* START *

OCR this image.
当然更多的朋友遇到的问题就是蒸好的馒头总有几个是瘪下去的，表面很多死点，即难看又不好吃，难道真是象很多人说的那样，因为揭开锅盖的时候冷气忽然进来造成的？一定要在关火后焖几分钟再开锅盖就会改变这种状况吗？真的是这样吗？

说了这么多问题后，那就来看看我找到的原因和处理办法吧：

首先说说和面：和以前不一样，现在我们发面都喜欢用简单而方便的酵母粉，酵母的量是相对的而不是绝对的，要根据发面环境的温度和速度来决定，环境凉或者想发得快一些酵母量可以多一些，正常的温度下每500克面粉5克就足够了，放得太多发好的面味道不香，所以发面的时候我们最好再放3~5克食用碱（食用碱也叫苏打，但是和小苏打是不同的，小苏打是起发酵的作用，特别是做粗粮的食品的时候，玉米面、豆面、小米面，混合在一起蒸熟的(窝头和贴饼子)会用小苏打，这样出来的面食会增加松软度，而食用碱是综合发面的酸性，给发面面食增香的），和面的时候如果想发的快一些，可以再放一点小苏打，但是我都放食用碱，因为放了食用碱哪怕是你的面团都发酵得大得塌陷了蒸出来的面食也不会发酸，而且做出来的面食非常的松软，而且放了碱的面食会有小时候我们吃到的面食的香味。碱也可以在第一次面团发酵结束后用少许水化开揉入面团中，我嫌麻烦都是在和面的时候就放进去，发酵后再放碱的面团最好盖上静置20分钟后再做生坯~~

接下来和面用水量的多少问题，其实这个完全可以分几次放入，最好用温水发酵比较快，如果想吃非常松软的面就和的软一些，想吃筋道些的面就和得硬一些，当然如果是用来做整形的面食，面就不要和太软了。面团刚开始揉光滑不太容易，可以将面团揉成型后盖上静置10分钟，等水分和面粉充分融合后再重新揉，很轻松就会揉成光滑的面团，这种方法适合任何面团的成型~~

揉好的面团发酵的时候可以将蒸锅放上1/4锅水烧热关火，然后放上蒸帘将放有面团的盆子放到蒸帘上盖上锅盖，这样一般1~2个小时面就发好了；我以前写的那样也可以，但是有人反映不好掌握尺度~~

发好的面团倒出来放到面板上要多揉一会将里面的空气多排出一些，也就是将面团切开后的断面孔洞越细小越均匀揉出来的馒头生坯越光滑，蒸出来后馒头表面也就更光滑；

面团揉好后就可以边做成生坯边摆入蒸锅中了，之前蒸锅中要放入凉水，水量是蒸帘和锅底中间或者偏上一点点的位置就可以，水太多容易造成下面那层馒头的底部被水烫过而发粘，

* END *

Repeat every record, exactly as written.

OCR this image.
当然更多的朋友遇到的问题就是蒸好的馒头总有几个是瘪下去的，表面很多死点，即难看又不好吃，难道真是象很多人说的那样，因为揭开锅盖的时候冷气忽然进来造成的？一定要在关火后焖几分钟再开锅盖就会改变这种状况吗？真的是这样吗？

说了这么多问题后，那就来看看我找到的原因和处理办法吧：

首先说说和面：和以前不一样，现在我们发面都喜欢用简单而方便的酵母粉，酵母的量是相对的而不是绝对的，要根据发面环境的温度和速度来决定，环境凉或者想发得快一些酵母量可以多一些，正常的温度下每500克面粉5克就足够了，放得太多发好的面味道不香，所以发面的时候我们最好再放3~5克食用碱（食用碱也叫苏打，但是和小苏打是不同的，小苏打是起发酵的作用，特别是做粗粮的食品的时候，玉米面、豆面、小米面，混合在一起蒸熟的(窝头和贴饼子)会用小苏打，这样出来的面食会增加松软度，而食用碱是综合发面的酸性，给发面面食增香的），和面的时候如果想发的快一些，可以再放一点小苏打，但是我都放食用碱，因为放了食用碱哪怕是你的面团都发酵得大得塌陷了蒸出来的面食也不会发酸，而且做出来的面食非常的松软，而且放了碱的面食会有小时候我们吃到的面食的香味。碱也可以在第一次面团发酵结束后用少许水化开揉入面团中，我嫌麻烦都是在和面的时候就放进去，发酵后再放碱的面团最好盖上静置20分钟后再做生坯~~

接下来和面用水量的多少问题，其实这个完全可以分几次放入，最好用温水发酵比较快，如果想吃非常松软的面就和的软一些，想吃筋道些的面就和得硬一些，当然如果是用来做整形的面食，面就不要和太软了。面团刚开始揉光滑不太容易，可以将面团揉成型后盖上静置10分钟，等水分和面粉充分融合后再重新揉，很轻松就会揉成光滑的面团，这种方法适合任何面团的成型~~

揉好的面团发酵的时候可以将蒸锅放上1/4锅水烧热关火，然后放上蒸帘将放有面团的盆子放到蒸帘上盖上锅盖，这样一般1~2个小时面就发好了；我以前写的那样也可以，但是有人反映不好掌握尺度~~

发好的面团倒出来放到面板上要多揉一会将里面的空气多排出一些，也就是将面团切开后的断面孔洞越细小越均匀揉出来的馒头生坯越光滑，蒸出来后馒头表面也就更光滑；

面团揉好后就可以边做成生坯边摆入蒸锅中了，之前蒸锅中要放入凉水，水量是蒸帘和锅底中间或者偏上一点点的位置就可以，水太多容易造成下面那层馒头的底部被水烫过而发粘，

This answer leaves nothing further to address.